- **The exercise**:
Gather all lines in the entries below that include the word "ESPMONITOR".

- **Records shown**:
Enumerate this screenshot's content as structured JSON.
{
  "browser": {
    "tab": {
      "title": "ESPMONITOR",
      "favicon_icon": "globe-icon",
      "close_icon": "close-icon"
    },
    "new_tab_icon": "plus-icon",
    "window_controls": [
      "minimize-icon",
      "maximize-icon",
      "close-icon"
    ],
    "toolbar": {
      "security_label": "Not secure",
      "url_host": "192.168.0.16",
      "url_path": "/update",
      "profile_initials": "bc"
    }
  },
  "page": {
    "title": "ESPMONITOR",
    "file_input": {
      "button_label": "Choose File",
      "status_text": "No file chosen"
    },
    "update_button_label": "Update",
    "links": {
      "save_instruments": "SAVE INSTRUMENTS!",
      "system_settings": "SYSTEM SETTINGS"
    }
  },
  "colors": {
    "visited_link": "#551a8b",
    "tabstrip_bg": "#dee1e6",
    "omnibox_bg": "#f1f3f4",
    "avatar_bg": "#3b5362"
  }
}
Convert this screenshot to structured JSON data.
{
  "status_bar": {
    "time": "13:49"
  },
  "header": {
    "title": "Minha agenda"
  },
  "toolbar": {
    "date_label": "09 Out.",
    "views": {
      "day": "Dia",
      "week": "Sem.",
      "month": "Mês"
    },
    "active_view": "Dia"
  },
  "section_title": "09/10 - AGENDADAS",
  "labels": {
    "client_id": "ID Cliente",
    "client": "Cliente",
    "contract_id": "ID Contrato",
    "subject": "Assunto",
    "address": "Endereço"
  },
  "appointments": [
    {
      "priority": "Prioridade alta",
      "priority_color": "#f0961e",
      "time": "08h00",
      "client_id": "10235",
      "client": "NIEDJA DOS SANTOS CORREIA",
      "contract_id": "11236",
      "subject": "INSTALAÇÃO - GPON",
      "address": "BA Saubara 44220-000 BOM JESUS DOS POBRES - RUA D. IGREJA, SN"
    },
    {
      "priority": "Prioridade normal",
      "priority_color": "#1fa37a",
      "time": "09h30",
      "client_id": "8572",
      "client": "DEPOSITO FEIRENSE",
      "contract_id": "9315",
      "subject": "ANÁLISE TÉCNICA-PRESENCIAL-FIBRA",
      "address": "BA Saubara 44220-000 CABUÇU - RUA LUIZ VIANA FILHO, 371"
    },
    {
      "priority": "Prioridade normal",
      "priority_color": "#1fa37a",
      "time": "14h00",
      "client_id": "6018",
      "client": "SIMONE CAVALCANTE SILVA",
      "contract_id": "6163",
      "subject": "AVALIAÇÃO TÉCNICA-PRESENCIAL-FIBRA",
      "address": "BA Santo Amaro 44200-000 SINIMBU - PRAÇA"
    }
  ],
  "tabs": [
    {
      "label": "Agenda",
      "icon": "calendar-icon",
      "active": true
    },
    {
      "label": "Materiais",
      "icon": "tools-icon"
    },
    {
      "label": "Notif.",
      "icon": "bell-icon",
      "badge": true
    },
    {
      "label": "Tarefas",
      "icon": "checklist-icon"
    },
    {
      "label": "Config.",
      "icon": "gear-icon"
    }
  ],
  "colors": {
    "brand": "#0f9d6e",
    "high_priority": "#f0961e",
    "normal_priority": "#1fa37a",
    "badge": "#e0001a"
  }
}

- **The output**:
      "title": "ESPMONITOR",
    "title": "ESPMONITOR",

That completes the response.